- _AIM_
Pull every line containing "DETAILS" out of the material below.

[BEGIN GIVEN DATA]

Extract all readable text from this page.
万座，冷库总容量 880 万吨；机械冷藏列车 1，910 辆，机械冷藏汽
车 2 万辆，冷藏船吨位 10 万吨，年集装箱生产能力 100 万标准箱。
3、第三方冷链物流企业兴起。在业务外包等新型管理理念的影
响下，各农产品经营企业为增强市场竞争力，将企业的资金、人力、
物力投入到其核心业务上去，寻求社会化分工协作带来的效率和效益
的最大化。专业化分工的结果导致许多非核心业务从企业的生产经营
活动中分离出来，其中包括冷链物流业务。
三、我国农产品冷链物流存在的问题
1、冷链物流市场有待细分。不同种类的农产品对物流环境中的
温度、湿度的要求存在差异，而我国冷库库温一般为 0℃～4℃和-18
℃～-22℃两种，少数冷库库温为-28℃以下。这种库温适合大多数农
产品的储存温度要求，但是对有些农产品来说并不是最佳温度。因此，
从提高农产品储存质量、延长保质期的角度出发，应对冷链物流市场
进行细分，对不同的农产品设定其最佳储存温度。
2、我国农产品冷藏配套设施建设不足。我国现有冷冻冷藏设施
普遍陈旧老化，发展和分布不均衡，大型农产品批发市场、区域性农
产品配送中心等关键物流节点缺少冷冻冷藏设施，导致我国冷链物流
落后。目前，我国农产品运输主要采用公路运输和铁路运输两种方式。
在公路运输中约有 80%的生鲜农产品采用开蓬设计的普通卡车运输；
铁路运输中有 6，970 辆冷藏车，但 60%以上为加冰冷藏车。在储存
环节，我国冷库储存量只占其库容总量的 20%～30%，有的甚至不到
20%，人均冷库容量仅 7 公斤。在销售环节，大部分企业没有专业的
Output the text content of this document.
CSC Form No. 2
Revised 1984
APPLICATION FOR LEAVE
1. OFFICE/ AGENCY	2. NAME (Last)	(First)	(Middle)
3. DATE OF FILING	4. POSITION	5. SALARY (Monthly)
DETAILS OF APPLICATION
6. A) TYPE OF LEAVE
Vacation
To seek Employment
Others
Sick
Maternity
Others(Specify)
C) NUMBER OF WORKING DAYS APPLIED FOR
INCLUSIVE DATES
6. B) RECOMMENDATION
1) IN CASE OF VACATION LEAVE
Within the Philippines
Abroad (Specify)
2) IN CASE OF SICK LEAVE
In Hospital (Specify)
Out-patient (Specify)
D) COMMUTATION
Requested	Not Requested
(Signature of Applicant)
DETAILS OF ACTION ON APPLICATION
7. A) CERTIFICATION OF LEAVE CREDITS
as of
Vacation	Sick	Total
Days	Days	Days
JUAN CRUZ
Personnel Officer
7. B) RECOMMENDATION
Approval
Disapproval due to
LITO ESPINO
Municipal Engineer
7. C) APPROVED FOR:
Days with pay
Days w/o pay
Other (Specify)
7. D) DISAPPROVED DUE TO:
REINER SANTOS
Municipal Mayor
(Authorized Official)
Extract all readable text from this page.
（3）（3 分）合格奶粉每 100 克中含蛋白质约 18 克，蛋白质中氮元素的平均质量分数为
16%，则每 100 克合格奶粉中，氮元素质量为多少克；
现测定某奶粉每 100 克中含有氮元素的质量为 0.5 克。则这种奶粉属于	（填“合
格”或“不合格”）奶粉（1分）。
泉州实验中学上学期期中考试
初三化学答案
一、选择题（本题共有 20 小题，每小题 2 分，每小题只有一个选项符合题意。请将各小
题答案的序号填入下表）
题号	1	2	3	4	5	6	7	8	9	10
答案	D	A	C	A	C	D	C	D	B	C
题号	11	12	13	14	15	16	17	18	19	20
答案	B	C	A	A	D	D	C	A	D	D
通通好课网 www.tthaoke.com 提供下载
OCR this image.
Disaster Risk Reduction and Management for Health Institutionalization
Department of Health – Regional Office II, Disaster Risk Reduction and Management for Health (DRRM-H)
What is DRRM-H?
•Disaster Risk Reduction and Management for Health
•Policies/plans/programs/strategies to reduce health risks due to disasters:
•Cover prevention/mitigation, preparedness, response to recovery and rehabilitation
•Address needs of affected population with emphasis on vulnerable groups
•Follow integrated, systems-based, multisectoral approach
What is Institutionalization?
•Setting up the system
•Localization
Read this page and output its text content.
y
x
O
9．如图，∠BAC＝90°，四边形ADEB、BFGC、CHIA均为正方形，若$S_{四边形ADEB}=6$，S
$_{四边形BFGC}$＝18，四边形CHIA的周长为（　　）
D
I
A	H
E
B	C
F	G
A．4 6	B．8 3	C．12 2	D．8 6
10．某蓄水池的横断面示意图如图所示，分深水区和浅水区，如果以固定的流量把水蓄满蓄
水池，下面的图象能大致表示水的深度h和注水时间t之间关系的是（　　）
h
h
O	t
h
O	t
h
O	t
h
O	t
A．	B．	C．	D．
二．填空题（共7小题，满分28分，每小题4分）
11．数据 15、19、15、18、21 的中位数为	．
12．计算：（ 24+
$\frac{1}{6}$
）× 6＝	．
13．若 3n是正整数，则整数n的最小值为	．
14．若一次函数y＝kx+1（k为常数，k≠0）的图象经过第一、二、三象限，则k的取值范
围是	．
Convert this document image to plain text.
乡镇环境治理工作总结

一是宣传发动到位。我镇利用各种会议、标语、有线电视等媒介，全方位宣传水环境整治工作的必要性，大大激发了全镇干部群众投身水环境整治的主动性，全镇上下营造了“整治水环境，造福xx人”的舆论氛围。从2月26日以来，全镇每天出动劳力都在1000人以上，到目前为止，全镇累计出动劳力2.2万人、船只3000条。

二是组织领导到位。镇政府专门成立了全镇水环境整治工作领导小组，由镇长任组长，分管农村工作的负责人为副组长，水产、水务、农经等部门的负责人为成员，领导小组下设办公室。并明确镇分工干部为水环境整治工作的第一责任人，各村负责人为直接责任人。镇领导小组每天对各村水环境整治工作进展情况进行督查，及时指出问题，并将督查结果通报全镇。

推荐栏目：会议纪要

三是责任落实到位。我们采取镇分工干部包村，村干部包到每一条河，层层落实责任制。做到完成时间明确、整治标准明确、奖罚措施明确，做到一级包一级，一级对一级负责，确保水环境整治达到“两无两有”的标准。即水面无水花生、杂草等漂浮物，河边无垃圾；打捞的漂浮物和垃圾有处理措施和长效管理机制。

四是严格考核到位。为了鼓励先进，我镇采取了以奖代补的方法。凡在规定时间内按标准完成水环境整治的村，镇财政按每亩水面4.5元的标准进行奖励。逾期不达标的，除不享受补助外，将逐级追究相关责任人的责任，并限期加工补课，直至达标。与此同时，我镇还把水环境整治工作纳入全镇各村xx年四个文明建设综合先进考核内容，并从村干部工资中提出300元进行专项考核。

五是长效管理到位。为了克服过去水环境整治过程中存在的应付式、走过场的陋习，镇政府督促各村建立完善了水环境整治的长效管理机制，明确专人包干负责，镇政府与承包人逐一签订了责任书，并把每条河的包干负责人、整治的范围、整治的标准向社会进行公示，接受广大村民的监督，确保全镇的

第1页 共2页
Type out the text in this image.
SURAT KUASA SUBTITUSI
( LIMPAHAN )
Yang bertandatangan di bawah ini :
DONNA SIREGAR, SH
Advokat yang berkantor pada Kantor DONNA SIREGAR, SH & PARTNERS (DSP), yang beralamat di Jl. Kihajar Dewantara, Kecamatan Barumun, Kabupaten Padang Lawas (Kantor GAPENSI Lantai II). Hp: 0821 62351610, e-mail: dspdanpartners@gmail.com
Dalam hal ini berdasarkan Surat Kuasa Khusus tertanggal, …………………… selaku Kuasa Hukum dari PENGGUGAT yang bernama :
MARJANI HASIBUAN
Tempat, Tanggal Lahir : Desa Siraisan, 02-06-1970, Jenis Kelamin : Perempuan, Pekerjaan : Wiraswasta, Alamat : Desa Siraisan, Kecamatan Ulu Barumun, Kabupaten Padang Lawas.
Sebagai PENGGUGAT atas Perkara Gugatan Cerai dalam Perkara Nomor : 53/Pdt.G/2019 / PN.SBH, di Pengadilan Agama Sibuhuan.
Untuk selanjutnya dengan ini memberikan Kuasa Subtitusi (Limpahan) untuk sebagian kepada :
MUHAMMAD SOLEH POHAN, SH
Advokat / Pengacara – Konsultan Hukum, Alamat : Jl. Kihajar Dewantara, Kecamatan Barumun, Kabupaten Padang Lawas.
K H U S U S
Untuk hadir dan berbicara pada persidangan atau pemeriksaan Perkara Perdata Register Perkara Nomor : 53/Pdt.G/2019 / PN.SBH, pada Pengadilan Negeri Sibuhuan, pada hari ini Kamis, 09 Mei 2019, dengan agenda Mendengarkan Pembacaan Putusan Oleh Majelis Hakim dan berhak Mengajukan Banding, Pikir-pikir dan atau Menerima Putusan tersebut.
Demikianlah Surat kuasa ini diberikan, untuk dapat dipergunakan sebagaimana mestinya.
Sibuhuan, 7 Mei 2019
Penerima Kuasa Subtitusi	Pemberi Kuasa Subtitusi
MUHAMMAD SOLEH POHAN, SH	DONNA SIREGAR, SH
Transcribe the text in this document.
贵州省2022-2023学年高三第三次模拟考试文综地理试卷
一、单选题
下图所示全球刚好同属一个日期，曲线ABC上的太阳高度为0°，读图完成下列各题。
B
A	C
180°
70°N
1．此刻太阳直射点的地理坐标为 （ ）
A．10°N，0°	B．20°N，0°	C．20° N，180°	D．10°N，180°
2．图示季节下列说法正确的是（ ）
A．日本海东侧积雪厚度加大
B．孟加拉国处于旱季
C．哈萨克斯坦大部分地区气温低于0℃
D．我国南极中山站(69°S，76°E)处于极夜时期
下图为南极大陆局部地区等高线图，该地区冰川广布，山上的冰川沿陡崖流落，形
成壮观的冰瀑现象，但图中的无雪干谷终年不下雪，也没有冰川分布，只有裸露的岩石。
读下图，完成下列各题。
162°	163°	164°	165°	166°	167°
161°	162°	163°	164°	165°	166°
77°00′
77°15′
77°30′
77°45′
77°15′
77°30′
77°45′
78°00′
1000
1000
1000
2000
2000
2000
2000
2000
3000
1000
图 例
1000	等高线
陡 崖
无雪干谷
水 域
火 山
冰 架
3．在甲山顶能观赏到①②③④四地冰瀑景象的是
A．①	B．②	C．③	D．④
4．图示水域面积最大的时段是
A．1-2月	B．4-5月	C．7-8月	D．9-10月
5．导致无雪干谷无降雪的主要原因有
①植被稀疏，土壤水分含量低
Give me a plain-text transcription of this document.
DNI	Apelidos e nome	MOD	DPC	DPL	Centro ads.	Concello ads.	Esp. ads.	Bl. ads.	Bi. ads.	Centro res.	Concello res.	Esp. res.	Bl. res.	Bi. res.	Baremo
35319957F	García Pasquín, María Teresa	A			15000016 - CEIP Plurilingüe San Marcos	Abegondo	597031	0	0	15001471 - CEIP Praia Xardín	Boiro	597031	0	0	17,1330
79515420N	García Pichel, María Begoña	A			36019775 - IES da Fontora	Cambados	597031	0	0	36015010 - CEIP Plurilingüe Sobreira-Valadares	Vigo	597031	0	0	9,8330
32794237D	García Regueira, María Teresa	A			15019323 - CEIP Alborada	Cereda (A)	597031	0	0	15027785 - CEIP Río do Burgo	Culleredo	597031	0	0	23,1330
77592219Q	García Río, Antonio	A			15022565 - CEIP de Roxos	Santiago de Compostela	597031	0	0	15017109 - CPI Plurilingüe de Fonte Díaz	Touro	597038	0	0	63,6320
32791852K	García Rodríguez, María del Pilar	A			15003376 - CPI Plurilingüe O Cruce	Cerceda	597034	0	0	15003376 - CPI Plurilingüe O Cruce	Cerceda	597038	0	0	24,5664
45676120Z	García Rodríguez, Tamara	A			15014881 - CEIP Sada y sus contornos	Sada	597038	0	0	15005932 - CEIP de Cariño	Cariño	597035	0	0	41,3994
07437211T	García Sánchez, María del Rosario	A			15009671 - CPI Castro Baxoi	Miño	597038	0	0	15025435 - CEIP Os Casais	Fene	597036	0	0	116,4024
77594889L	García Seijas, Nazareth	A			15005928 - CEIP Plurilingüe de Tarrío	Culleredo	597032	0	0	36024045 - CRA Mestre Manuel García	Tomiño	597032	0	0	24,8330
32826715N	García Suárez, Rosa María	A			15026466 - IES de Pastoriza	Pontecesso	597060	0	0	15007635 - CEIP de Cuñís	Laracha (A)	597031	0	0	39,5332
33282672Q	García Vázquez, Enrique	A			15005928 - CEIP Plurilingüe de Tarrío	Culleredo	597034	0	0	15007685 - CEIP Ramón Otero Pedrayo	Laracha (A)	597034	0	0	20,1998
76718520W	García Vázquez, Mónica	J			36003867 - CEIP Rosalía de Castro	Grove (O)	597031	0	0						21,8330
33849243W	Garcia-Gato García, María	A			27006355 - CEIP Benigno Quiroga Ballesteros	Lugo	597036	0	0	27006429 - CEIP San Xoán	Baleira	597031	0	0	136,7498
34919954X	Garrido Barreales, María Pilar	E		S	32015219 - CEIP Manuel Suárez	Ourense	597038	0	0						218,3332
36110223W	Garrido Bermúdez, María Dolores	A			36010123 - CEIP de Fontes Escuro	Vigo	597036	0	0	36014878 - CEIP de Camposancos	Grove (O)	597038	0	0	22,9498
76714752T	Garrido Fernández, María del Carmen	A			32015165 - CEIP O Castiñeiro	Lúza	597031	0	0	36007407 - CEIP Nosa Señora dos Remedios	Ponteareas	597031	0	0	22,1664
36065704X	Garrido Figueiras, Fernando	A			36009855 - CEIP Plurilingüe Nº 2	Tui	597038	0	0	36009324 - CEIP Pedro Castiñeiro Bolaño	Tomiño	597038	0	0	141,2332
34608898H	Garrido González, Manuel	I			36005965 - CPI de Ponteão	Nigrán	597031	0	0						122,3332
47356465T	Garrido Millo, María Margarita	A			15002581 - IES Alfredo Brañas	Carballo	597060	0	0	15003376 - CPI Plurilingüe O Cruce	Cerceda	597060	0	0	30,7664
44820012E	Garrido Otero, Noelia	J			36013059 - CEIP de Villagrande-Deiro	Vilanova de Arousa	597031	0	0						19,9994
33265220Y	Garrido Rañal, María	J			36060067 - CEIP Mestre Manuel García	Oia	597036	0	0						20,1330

[END GIVEN DATA]

- _RESPONSE_
DETAILS OF APPLICATION
DETAILS OF ACTION ON APPLICATION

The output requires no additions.